-- START OF Record extracts --

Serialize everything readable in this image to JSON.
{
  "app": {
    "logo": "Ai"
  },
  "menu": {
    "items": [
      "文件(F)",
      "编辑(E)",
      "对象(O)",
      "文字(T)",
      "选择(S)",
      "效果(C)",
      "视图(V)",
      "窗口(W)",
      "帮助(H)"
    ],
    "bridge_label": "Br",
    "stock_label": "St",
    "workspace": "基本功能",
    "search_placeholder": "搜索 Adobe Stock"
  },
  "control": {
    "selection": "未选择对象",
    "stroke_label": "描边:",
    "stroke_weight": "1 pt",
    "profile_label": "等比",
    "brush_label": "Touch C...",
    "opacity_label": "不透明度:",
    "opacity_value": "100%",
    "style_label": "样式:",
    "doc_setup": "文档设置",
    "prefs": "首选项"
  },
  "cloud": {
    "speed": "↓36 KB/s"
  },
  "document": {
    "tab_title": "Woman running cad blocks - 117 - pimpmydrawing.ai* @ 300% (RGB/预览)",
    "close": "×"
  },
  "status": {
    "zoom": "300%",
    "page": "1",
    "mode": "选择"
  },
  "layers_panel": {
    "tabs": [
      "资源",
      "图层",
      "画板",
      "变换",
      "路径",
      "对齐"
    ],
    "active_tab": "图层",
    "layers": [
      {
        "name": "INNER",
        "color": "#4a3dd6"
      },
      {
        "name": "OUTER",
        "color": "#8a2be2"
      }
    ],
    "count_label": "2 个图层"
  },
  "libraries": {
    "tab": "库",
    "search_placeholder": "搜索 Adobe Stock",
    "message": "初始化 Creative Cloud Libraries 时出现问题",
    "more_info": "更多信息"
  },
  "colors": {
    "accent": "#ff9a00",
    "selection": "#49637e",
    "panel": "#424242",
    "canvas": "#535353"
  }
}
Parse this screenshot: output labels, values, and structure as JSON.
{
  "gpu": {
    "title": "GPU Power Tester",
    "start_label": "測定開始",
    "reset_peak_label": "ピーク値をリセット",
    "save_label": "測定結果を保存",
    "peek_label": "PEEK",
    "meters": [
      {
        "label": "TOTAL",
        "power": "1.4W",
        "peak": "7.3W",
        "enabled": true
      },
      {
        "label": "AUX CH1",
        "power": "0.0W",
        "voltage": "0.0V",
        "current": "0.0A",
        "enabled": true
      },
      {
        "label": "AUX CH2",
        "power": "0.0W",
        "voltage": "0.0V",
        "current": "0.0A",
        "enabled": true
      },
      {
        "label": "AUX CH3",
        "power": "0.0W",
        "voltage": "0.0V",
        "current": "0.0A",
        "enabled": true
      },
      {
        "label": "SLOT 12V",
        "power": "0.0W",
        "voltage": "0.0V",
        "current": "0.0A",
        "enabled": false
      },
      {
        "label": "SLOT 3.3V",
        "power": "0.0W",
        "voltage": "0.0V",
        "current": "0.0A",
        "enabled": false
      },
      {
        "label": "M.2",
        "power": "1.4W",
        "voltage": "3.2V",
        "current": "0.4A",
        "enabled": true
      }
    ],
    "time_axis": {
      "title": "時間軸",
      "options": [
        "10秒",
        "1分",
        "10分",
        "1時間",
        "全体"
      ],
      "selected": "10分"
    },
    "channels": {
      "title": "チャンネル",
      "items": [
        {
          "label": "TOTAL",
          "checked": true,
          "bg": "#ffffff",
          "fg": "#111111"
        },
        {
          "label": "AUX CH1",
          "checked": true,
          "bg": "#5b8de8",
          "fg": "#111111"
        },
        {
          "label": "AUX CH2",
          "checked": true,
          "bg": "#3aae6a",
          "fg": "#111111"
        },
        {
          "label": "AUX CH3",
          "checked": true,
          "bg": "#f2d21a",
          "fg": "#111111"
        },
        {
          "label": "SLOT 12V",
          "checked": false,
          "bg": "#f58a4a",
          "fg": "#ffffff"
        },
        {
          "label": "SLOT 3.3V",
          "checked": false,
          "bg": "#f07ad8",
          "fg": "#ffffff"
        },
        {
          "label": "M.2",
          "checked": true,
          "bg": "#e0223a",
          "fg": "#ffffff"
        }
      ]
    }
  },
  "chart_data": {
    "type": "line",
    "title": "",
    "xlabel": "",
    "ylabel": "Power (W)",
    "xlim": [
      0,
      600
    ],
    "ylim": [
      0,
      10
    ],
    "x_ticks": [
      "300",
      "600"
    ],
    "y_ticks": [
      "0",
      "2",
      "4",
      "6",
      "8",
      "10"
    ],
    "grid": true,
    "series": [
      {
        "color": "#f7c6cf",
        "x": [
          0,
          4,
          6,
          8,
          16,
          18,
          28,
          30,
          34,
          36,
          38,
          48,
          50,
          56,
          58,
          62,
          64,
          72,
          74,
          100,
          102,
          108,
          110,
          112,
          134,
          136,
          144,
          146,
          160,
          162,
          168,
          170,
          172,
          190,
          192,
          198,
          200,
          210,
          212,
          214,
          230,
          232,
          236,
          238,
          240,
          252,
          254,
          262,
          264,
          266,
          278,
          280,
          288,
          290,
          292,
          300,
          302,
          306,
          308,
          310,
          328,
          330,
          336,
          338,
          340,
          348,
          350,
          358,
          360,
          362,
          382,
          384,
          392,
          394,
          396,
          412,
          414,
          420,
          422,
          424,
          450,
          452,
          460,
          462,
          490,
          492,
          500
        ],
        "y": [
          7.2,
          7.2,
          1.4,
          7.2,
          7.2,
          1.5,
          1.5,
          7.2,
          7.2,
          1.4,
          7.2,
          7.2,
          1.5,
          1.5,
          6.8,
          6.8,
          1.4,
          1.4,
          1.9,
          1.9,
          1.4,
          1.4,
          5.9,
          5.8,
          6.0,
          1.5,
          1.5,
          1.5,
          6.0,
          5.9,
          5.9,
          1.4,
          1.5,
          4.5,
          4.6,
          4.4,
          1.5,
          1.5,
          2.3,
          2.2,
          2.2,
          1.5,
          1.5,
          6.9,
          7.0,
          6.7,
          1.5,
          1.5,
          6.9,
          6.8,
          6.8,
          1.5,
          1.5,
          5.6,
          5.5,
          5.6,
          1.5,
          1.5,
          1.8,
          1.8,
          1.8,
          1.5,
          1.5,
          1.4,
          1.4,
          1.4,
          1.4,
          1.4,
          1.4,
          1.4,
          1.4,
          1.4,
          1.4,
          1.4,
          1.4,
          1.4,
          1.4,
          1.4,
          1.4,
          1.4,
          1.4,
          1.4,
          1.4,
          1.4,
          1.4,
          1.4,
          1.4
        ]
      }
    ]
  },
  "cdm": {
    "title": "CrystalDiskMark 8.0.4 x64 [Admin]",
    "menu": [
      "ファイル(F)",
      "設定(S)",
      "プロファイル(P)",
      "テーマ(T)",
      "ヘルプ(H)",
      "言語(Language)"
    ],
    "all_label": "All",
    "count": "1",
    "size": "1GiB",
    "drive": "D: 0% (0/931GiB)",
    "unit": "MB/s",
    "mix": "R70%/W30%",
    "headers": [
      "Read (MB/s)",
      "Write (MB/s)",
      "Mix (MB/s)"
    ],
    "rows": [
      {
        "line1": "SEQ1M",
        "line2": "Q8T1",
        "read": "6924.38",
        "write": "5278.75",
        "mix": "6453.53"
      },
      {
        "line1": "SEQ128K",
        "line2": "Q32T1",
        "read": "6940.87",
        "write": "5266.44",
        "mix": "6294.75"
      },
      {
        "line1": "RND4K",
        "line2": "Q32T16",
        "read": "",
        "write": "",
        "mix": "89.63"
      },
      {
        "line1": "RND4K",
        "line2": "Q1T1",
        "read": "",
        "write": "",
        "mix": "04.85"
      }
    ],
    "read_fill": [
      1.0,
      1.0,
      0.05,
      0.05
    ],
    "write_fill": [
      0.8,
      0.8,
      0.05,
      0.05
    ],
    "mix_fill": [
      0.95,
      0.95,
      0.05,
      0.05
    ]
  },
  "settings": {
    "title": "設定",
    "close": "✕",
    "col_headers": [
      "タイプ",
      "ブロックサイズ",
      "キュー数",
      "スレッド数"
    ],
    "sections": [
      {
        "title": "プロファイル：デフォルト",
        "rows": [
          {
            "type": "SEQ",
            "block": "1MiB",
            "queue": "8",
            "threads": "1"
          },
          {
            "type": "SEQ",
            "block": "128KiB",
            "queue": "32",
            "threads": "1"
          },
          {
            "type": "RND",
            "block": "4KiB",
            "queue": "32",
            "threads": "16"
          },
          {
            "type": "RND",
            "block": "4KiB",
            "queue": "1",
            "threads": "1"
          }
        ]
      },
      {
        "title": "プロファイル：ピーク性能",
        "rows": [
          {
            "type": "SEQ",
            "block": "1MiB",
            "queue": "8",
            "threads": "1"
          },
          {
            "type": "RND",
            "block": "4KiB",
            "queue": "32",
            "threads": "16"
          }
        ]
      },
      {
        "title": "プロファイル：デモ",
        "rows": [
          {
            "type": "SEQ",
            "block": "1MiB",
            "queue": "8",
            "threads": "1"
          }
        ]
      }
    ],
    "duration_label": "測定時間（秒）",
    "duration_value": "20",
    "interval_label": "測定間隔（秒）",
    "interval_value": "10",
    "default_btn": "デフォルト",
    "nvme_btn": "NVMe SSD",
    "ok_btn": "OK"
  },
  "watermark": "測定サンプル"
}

-- END OF Record extracts --

Request:
Scan the records above, count the lines with "SLOT" in them, and give only the number.

Expected answer:
4